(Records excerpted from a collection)
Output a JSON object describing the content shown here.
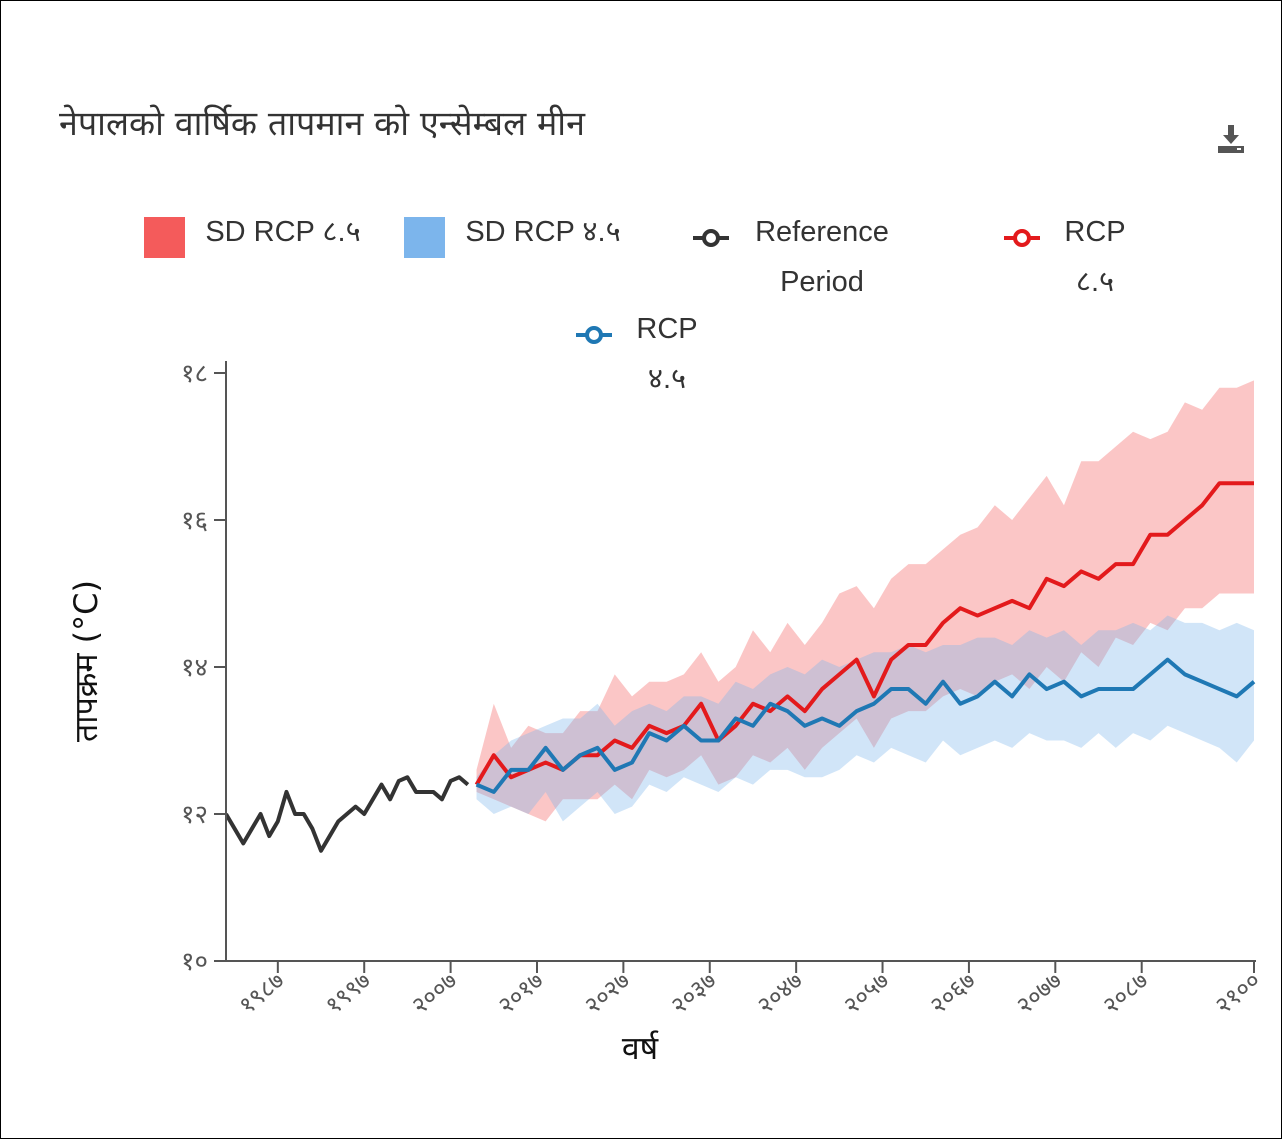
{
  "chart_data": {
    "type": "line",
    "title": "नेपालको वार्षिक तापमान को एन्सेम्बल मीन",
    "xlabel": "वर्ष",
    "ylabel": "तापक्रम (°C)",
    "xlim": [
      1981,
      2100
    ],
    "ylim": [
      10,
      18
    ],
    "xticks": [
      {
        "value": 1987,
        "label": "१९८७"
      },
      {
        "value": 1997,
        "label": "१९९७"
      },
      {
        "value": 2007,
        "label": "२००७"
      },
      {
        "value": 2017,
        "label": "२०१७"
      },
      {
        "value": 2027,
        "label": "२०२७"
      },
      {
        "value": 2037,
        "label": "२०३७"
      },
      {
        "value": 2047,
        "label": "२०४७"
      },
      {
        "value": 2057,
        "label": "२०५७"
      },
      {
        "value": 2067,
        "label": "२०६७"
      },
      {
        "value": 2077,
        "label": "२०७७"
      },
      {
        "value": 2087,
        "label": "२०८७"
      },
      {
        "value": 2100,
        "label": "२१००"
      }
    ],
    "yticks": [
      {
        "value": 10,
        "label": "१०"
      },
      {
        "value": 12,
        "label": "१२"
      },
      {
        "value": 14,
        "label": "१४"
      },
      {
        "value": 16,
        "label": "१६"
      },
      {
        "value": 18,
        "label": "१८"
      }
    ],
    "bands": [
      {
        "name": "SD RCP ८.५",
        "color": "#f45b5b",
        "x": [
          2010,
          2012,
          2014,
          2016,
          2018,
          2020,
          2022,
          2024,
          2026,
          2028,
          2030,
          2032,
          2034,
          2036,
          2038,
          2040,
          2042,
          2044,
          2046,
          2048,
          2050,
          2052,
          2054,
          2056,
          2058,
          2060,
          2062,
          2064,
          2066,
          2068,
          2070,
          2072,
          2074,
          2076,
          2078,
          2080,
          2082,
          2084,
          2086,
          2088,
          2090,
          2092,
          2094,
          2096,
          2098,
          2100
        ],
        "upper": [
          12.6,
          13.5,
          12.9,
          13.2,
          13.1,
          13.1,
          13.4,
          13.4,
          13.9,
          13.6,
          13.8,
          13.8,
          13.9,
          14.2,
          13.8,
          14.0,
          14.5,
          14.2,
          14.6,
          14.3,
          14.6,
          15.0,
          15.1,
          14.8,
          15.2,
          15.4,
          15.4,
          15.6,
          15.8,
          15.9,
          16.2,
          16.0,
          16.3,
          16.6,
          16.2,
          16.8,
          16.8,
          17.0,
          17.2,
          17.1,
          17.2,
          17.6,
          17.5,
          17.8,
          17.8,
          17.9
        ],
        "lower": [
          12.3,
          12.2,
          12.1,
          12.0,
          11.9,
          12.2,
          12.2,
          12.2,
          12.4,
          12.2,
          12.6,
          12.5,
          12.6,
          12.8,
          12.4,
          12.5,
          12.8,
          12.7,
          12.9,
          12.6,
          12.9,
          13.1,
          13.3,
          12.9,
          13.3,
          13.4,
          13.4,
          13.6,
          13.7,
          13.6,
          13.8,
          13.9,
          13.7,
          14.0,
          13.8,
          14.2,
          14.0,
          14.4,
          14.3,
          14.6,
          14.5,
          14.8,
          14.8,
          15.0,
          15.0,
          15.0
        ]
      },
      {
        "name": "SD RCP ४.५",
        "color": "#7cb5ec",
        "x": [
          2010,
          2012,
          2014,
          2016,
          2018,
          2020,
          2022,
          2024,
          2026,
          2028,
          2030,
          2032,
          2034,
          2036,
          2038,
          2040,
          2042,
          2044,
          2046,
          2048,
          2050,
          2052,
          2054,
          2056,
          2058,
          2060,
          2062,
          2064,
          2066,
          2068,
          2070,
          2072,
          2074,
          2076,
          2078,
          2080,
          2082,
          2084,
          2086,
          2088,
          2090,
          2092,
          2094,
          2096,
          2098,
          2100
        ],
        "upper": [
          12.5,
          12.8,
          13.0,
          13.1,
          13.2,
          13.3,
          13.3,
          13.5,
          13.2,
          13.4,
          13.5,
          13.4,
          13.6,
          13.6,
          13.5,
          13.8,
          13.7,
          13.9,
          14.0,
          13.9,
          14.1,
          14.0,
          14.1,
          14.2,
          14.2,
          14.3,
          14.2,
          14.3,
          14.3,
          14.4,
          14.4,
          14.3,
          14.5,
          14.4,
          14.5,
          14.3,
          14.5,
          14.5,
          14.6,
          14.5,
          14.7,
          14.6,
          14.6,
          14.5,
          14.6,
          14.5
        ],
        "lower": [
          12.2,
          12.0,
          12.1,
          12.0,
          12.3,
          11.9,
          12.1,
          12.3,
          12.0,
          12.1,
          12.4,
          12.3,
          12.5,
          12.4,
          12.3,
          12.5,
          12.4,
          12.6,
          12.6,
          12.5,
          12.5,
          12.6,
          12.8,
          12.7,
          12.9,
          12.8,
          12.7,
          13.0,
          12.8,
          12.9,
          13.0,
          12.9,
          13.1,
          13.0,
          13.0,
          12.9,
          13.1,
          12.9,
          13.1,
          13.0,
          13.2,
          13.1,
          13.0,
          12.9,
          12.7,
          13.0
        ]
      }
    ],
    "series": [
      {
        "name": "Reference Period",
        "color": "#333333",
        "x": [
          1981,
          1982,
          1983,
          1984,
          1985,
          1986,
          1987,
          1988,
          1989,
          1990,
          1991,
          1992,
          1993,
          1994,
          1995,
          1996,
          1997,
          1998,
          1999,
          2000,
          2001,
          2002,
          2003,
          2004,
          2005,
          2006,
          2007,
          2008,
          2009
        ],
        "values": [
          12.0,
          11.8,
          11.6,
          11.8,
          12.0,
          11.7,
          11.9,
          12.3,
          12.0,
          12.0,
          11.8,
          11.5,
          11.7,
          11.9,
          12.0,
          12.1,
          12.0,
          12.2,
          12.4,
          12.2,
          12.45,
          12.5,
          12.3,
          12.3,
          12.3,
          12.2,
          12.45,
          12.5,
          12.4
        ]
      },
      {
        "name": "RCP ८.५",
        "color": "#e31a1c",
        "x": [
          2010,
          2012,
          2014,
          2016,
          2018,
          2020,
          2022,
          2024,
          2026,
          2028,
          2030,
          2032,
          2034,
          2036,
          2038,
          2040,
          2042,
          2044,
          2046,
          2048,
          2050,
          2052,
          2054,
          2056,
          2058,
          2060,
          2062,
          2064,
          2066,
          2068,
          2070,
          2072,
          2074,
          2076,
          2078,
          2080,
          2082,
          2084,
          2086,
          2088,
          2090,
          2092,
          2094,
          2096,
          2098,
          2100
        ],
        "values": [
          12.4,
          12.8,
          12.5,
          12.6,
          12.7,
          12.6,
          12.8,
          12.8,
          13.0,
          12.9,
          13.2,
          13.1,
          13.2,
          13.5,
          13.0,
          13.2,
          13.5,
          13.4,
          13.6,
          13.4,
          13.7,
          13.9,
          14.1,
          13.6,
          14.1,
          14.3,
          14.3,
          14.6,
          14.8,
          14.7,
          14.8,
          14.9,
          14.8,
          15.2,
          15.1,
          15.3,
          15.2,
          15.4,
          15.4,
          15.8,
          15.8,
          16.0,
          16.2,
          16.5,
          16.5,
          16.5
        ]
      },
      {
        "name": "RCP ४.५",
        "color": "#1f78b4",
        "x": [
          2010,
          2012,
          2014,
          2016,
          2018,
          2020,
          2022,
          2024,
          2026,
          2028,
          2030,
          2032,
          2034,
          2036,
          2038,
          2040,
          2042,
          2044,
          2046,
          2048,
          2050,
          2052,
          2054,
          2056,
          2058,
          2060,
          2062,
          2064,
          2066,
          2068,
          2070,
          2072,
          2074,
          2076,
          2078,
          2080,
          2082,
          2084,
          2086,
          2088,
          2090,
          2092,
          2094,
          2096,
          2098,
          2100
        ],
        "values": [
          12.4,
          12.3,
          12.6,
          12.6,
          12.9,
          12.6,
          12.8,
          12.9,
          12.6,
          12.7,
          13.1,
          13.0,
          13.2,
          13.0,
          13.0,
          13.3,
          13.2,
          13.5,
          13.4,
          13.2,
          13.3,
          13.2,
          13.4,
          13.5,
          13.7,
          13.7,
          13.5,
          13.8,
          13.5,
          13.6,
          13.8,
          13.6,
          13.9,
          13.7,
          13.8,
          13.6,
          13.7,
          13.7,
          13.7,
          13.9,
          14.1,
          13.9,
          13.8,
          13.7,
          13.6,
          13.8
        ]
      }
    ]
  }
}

**TASK BRIEF**
Look through the lines above and collect those with the word "color".

**SOLUTION TO THIS EXERCISE**
        "color": "#f45b5b",
        "color": "#7cb5ec",
        "color": "#333333",
        "color": "#e31a1c",
        "color": "#1f78b4",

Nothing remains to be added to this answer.